**Work to do**
What lines of the data include the string "Prof"? Copy them all.

**Data extracted from a collection**
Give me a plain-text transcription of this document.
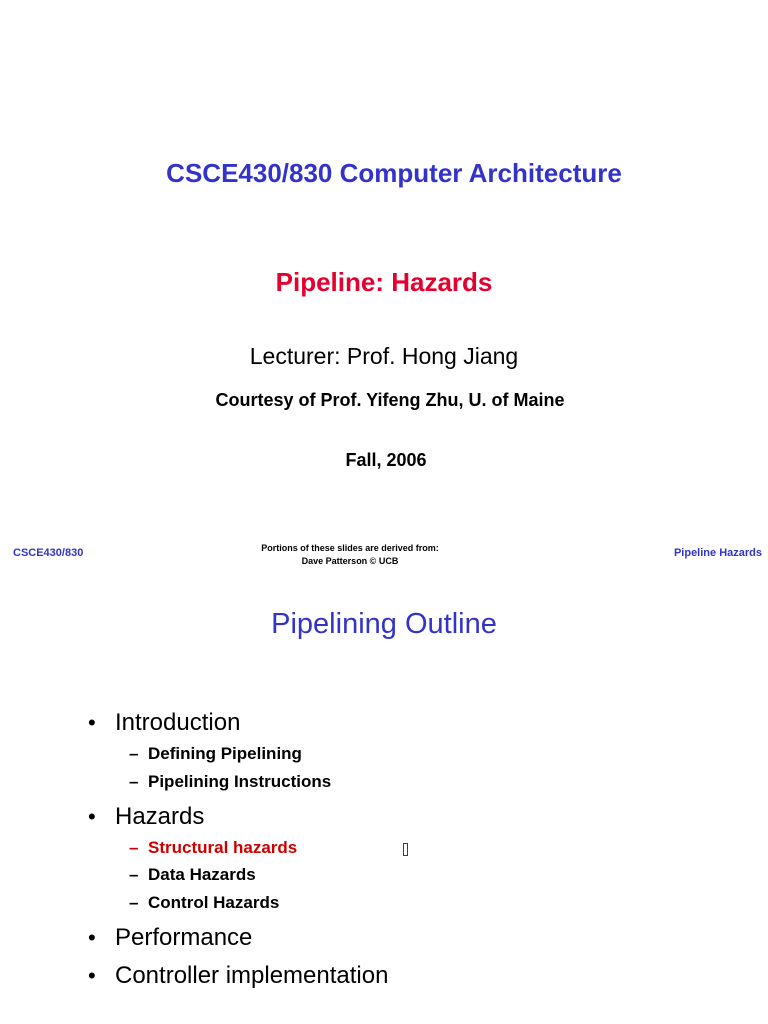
CSCE430/830 Computer Architecture
Pipeline: Hazards
Lecturer: Prof. Hong Jiang
Courtesy of Prof. Yifeng Zhu, U. of Maine
Fall, 2006
CSCE430/830	Portions of these slides are derived from:
Dave Patterson © UCB
Pipeline Hazards
Pipelining Outline
• Introduction
– Defining Pipelining
– Pipelining Instructions
• Hazards
– Structural hazards
– Data Hazards
– Control Hazards
• Performance
• Controller implementation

**The result**
Lecturer: Prof. Hong Jiang
Courtesy of Prof. Yifeng Zhu, U. of Maine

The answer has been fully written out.